DATA SHOWN →
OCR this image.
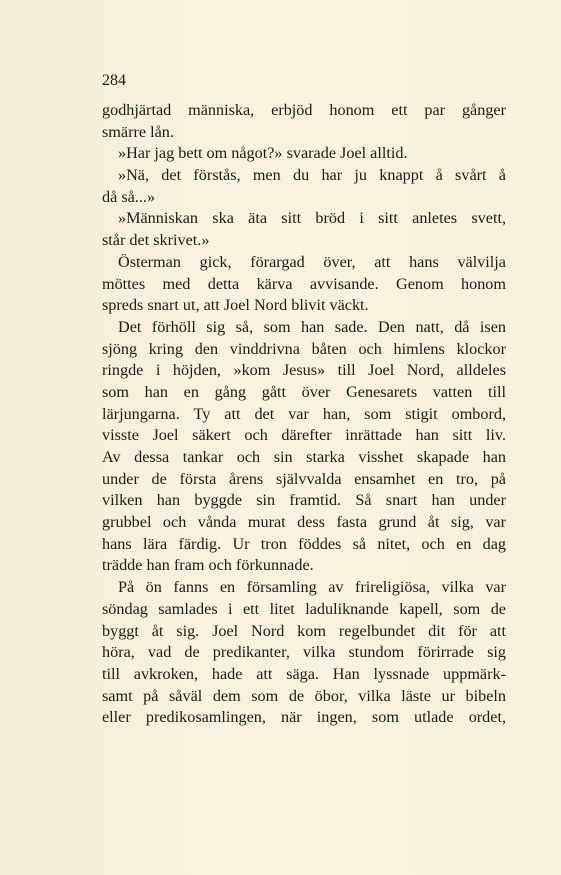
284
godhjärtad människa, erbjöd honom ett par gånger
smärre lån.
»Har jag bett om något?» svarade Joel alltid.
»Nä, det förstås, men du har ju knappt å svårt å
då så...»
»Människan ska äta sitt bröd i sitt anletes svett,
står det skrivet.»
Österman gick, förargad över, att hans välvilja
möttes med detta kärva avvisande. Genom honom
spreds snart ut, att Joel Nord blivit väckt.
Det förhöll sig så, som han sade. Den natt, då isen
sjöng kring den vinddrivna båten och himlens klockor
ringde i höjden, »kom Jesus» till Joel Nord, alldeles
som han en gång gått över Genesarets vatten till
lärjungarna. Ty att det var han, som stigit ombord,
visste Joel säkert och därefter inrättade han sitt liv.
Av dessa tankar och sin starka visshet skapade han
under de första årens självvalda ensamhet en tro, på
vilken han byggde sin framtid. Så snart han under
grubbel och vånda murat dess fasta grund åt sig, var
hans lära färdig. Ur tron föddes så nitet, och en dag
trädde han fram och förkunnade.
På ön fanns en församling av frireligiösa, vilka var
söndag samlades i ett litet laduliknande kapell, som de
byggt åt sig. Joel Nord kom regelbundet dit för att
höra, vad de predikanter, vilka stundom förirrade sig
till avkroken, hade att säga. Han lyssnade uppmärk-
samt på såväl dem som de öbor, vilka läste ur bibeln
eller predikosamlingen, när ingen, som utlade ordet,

EXERCISE DESCRIPTION → Above are some records; copy each line there that contains "vilka".

YOUR SOLUTION →
På ön fanns en församling av frireligiösa, vilka var
höra, vad de predikanter, vilka stundom förirrade sig
samt på såväl dem som de öbor, vilka läste ur bibeln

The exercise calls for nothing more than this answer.